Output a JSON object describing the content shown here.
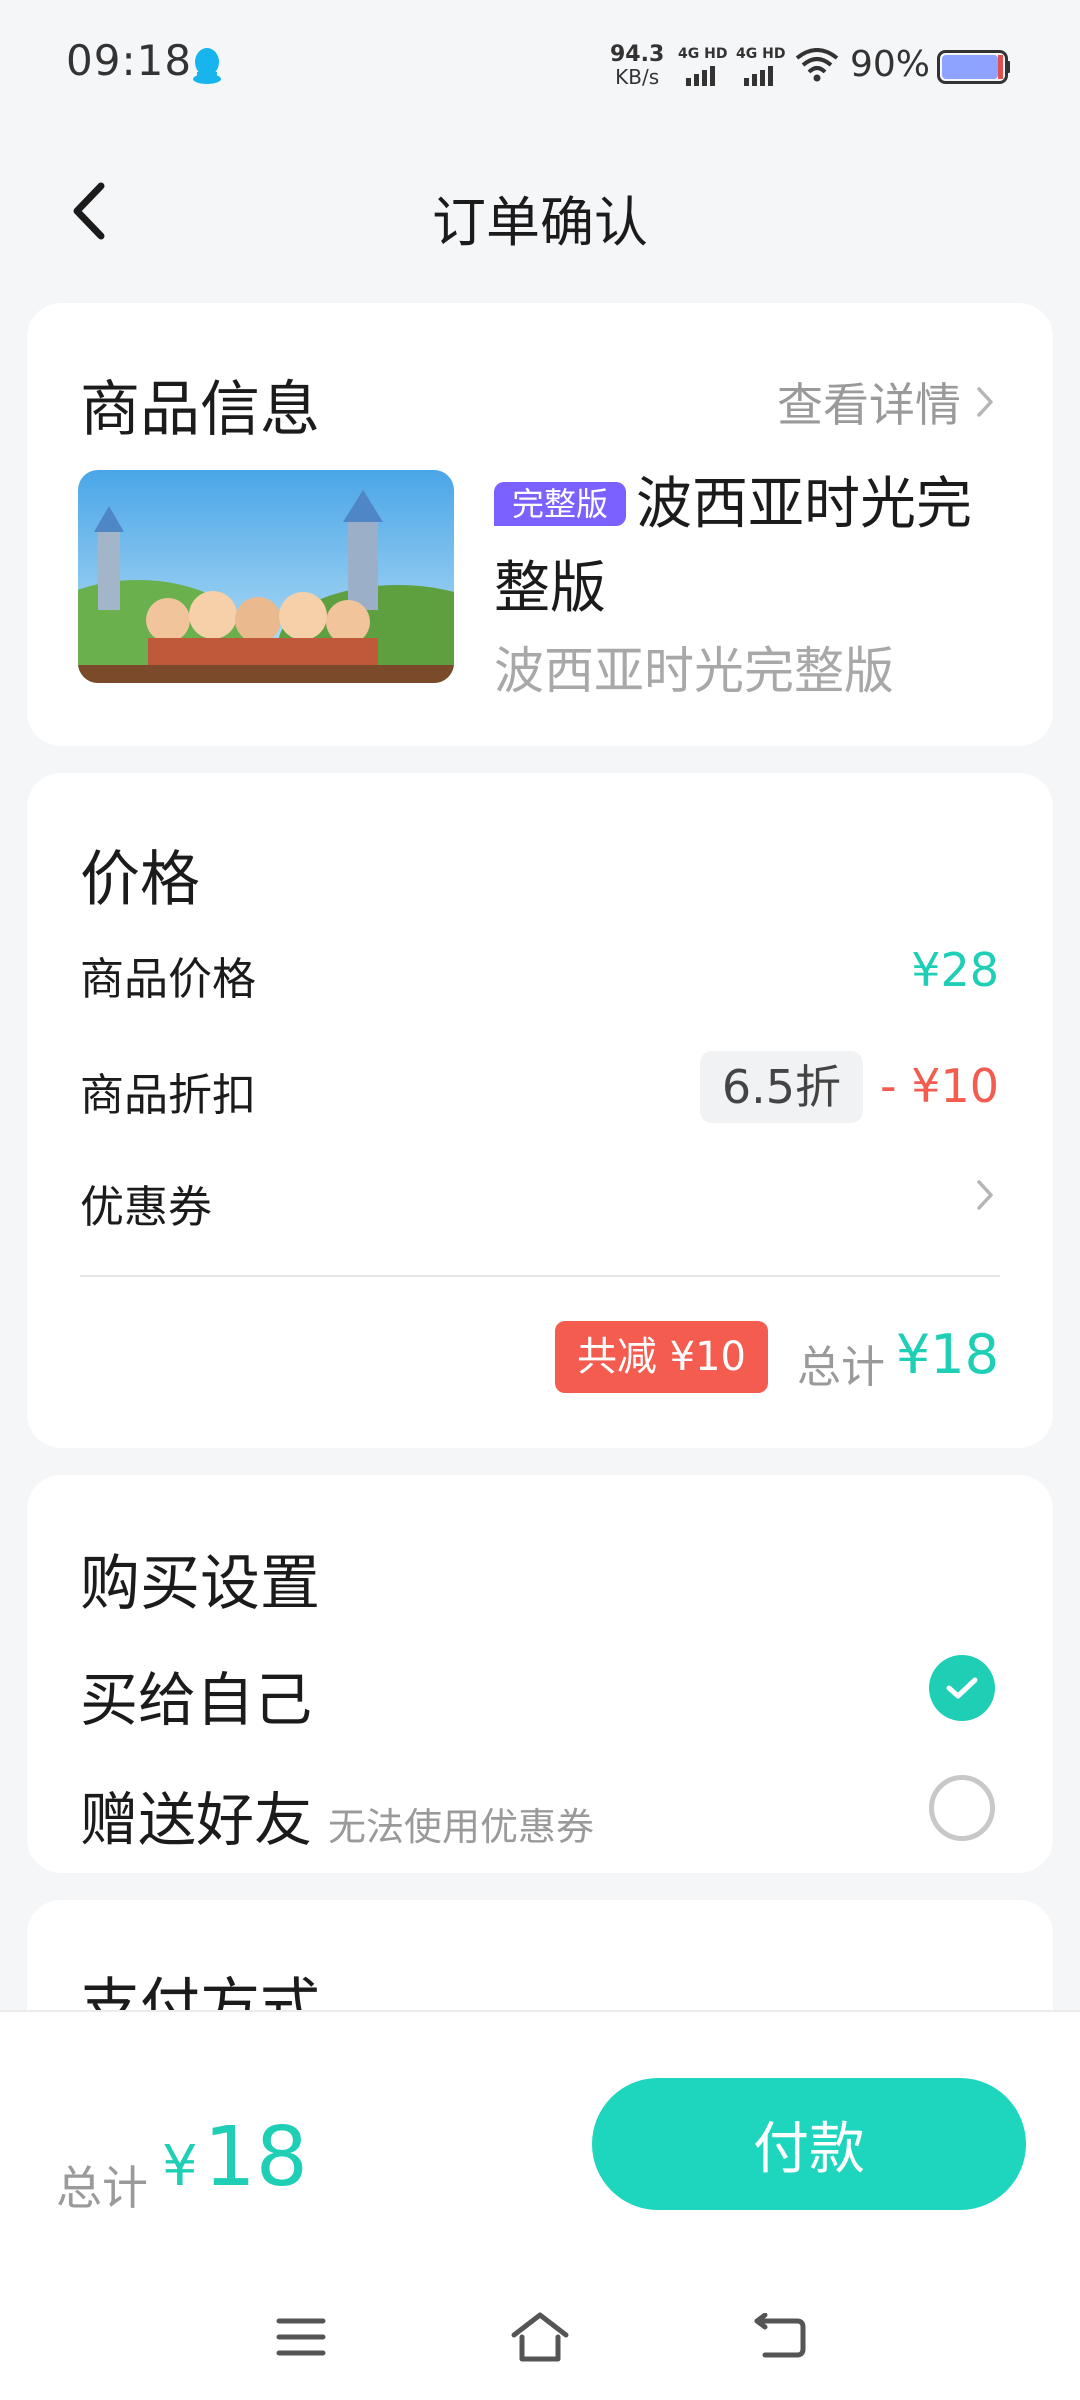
{
  "status_bar": {
    "time": "09:18",
    "net_speed_value": "94.3",
    "net_speed_unit": "KB/s",
    "signal1_label": "4G HD",
    "signal2_label": "4G HD",
    "battery_percent": "90%"
  },
  "header": {
    "title": "订单确认",
    "back_icon": "chevron-left-icon"
  },
  "product": {
    "section_title": "商品信息",
    "detail_link": "查看详情",
    "thumb_title": "波西亚时光",
    "thumb_badge": "完整版",
    "edition_badge": "完整版",
    "name": "波西亚时光完整版",
    "subtitle": "波西亚时光完整版"
  },
  "price": {
    "section_title": "价格",
    "item_price_label": "商品价格",
    "item_price_value": "¥28",
    "discount_label": "商品折扣",
    "discount_rate": "6.5折",
    "discount_value": "- ¥10",
    "coupon_label": "优惠券",
    "saving_badge": "共减 ¥10",
    "total_label": "总计",
    "total_value": "¥18"
  },
  "purchase": {
    "section_title": "购买设置",
    "self_label": "买给自己",
    "gift_label": "赠送好友",
    "gift_note": "无法使用优惠券"
  },
  "payment": {
    "section_title": "支付方式"
  },
  "bottom_bar": {
    "total_label": "总计",
    "currency": "¥",
    "total_amount": "18",
    "pay_button": "付款"
  },
  "colors": {
    "accent": "#1ecfb6",
    "discount_red": "#f35c4f",
    "badge_purple": "#7b61ff"
  }
}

::::::::::

**Directions**
Leave out the pictures and transcribe everything else exactly.

**Complete answer**
Output a JSON object describing the content shown here.
{
  "status_bar": {
    "time": "09:18",
    "net_speed_value": "94.3",
    "net_speed_unit": "KB/s",
    "signal1_label": "4G HD",
    "signal2_label": "4G HD",
    "battery_percent": "90%"
  },
  "header": {
    "title": "订单确认",
    "back_icon": "chevron-left-icon"
  },
  "product": {
    "section_title": "商品信息",
    "detail_link": "查看详情",
    "thumb_title": "波西亚时光",
    "thumb_badge": "完整版",
    "edition_badge": "完整版",
    "name": "波西亚时光完整版",
    "subtitle": "波西亚时光完整版"
  },
  "price": {
    "section_title": "价格",
    "item_price_label": "商品价格",
    "item_price_value": "¥28",
    "discount_label": "商品折扣",
    "discount_rate": "6.5折",
    "discount_value": "- ¥10",
    "coupon_label": "优惠券",
    "saving_badge": "共减 ¥10",
    "total_label": "总计",
    "total_value": "¥18"
  },
  "purchase": {
    "section_title": "购买设置",
    "self_label": "买给自己",
    "gift_label": "赠送好友",
    "gift_note": "无法使用优惠券"
  },
  "payment": {
    "section_title": "支付方式"
  },
  "bottom_bar": {
    "total_label": "总计",
    "currency": "¥",
    "total_amount": "18",
    "pay_button": "付款"
  },
  "colors": {
    "accent": "#1ecfb6",
    "discount_red": "#f35c4f",
    "badge_purple": "#7b61ff"
  }
}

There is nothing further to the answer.